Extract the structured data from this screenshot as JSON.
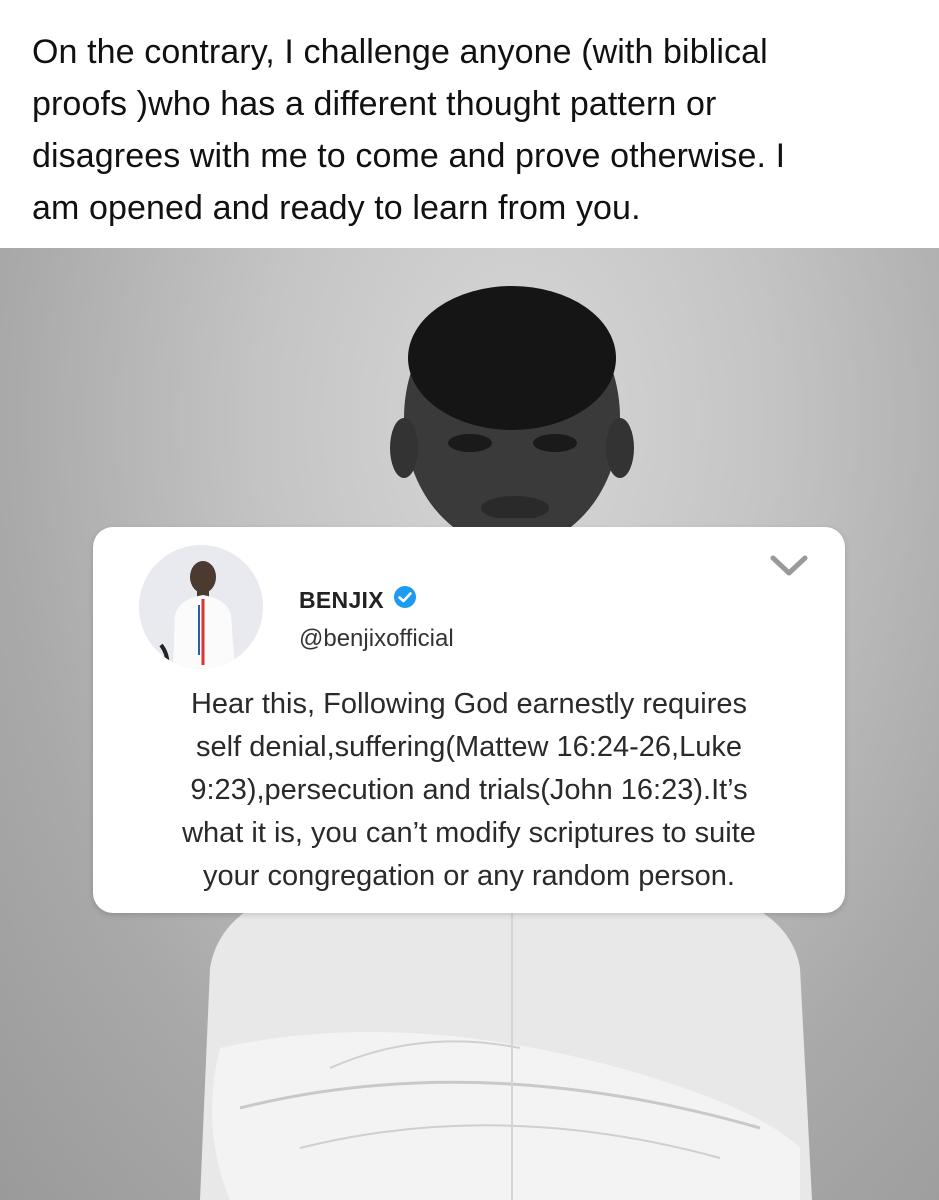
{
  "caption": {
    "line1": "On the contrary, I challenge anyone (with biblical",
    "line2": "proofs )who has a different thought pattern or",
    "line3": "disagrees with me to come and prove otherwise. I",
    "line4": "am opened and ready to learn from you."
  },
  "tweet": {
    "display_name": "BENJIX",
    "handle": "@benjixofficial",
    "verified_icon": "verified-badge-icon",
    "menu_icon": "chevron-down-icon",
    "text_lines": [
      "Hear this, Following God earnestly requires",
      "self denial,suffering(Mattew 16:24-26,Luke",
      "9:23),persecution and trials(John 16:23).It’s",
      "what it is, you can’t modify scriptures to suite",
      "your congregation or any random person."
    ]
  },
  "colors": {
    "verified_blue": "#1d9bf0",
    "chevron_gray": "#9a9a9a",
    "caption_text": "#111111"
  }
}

# # # # #

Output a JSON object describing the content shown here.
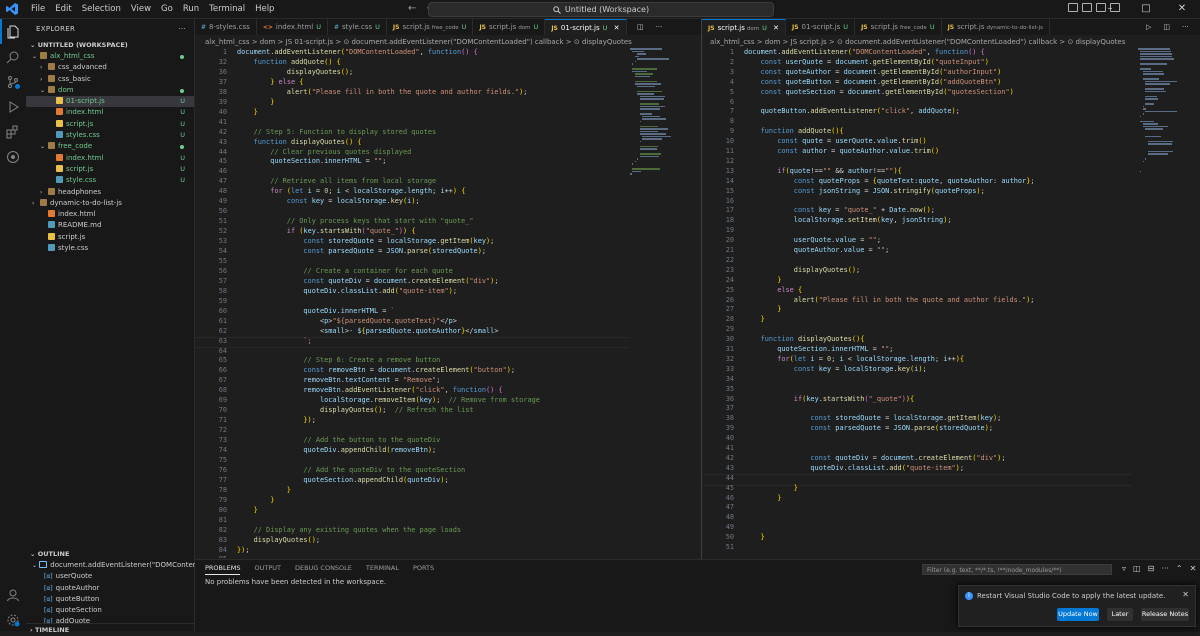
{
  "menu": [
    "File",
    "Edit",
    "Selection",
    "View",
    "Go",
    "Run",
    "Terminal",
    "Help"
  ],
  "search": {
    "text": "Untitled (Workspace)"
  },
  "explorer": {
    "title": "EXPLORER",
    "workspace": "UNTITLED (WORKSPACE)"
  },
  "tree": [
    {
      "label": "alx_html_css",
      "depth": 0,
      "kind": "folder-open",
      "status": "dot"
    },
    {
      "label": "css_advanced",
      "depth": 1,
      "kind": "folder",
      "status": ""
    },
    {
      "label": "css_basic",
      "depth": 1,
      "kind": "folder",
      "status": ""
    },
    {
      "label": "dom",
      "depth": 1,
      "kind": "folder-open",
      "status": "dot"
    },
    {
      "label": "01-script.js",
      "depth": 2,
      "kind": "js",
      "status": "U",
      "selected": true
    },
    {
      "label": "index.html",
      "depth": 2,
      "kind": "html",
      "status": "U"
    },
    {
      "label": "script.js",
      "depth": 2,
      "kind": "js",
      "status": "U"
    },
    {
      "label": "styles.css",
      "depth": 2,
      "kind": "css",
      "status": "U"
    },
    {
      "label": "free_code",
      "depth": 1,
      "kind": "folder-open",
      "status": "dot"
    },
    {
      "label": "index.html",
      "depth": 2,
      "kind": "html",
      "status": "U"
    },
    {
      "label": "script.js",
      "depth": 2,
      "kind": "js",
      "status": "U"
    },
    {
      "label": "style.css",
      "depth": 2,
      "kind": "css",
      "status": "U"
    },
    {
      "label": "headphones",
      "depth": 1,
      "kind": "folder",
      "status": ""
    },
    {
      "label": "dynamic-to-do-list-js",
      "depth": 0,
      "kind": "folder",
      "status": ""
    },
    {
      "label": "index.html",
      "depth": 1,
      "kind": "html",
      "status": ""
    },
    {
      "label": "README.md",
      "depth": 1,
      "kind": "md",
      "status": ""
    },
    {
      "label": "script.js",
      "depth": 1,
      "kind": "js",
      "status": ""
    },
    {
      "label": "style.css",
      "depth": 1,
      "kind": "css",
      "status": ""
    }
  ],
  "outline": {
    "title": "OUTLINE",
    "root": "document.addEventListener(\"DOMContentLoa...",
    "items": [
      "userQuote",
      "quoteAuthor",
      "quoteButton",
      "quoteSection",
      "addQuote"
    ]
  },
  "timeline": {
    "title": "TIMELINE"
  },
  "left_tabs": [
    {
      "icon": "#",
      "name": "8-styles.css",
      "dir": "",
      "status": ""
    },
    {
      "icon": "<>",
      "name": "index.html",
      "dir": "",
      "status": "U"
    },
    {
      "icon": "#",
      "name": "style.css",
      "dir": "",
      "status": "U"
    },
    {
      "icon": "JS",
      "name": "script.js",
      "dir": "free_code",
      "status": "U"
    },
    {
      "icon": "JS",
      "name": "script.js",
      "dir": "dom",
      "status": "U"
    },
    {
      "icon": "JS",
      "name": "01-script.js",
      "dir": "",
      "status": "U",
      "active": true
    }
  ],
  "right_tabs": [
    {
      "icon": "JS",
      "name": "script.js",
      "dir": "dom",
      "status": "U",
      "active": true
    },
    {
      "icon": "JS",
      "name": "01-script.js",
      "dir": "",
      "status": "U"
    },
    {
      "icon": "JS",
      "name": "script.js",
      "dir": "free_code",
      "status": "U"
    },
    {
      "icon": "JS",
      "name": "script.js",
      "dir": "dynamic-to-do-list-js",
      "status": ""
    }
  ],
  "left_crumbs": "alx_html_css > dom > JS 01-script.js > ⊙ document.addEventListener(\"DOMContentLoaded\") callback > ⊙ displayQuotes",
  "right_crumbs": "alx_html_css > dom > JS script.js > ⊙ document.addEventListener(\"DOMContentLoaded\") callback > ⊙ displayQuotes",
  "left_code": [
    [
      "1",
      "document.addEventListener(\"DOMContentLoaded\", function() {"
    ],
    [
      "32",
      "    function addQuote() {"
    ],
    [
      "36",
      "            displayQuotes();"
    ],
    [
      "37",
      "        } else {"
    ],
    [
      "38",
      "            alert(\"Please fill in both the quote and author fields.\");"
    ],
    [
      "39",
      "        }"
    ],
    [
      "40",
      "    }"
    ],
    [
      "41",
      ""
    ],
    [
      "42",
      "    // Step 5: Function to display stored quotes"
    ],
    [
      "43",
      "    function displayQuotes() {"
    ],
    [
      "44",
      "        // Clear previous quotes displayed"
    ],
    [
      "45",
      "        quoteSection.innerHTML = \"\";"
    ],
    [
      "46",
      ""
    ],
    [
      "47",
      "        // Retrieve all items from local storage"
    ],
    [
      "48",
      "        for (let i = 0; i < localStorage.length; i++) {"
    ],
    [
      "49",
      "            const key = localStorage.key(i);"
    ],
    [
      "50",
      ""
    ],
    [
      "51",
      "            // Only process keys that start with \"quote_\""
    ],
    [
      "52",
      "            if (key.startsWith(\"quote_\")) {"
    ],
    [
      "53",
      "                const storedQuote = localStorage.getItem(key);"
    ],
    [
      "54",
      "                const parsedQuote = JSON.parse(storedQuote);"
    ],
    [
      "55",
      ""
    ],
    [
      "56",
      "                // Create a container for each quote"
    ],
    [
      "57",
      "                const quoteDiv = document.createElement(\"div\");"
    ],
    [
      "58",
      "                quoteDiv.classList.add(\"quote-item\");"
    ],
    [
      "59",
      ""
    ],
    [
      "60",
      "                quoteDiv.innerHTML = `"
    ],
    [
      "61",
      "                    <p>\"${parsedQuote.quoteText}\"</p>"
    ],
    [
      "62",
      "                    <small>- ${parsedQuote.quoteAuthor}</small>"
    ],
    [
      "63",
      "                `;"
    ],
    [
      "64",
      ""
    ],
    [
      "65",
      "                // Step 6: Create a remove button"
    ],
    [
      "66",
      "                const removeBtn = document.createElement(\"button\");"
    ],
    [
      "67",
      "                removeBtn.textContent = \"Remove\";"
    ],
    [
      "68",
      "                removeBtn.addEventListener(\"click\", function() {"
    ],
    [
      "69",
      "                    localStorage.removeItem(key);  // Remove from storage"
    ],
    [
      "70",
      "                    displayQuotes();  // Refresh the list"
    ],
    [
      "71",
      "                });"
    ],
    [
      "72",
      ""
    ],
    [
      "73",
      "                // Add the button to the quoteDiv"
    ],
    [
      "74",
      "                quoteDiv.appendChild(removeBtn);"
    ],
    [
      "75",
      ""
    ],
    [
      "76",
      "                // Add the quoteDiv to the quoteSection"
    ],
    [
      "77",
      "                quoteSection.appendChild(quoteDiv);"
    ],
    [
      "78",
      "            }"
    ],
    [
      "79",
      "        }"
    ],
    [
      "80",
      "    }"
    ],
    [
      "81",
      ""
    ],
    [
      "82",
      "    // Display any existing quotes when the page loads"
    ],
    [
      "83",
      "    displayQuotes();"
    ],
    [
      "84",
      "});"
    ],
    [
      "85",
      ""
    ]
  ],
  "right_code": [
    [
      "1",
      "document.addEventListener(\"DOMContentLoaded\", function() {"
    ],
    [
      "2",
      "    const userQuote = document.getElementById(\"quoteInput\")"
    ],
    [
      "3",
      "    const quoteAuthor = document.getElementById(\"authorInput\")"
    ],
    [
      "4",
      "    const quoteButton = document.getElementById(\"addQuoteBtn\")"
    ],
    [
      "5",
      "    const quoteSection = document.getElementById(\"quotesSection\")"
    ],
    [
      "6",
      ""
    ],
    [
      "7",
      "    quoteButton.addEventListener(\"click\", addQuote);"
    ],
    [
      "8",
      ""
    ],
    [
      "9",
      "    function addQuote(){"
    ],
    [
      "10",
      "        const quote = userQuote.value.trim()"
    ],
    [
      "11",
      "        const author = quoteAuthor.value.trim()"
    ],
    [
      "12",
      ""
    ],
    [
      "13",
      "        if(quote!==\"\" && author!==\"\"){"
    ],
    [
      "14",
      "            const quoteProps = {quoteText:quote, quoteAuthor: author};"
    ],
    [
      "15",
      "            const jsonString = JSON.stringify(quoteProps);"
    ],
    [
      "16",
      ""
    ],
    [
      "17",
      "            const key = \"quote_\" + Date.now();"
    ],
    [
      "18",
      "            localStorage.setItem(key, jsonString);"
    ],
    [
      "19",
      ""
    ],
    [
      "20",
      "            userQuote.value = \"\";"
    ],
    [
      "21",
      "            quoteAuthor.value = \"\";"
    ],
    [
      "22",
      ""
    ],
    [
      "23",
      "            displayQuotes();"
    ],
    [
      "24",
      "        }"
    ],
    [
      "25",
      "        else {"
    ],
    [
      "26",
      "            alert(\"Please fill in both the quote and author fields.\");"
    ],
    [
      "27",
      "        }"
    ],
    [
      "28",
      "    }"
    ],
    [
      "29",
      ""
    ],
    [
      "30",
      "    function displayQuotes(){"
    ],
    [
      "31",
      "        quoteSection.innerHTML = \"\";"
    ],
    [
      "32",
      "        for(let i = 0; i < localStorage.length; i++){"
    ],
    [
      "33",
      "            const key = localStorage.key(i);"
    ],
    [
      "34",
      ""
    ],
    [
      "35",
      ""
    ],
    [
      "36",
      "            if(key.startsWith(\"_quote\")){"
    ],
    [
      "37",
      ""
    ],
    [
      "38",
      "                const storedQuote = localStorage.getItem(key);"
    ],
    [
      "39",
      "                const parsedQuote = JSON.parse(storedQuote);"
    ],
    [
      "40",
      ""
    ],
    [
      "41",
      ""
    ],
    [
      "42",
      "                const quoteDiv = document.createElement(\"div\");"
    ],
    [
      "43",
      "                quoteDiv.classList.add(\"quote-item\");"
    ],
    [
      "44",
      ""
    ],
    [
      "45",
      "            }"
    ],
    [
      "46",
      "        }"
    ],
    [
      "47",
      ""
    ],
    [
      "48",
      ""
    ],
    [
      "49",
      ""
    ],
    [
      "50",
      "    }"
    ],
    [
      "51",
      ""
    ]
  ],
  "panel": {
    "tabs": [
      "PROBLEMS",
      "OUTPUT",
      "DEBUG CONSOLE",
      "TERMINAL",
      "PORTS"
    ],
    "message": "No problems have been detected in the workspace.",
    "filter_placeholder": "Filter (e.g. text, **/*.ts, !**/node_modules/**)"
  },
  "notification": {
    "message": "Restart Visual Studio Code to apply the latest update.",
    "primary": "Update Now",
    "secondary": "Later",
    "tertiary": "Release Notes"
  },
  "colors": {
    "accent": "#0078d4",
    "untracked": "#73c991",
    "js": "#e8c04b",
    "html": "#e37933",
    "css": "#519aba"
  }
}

# # # # #

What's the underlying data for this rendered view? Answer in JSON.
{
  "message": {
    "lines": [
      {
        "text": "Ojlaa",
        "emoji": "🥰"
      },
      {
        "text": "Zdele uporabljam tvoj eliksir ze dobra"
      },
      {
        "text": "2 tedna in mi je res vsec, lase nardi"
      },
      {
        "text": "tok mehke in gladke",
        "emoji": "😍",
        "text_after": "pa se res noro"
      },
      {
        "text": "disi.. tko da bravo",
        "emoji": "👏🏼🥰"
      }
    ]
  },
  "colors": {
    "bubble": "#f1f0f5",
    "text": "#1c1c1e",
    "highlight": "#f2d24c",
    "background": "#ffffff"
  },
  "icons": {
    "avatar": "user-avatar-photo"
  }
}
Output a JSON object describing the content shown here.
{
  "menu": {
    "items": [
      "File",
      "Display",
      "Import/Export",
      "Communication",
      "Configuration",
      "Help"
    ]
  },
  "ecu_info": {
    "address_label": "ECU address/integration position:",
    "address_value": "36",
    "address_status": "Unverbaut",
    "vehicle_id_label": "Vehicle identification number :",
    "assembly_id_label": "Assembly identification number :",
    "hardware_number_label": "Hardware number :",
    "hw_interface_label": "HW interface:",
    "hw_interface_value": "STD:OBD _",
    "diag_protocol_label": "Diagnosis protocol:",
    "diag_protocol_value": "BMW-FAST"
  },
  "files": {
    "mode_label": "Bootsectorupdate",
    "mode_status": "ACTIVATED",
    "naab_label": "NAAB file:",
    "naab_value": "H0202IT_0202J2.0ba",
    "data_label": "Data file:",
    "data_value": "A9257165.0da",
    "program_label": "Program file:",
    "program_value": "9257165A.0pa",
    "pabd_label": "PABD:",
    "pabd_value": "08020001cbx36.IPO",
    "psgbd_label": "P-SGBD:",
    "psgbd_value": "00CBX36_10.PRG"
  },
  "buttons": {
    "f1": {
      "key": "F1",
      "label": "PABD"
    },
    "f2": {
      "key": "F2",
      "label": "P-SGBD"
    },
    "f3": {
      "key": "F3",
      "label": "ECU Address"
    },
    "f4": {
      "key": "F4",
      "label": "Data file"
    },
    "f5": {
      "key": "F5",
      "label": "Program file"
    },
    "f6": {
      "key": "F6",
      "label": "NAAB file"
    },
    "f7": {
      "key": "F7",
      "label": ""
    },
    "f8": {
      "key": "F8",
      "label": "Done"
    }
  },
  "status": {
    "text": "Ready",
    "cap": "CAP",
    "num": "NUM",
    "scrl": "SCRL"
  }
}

# # # # #

**Problem requirements:** Return every line from the records above that holds the word "number".

**Full response:**
    "vehicle_id_label": "Vehicle identification number :",
    "assembly_id_label": "Assembly identification number :",
    "hardware_number_label": "Hardware number :",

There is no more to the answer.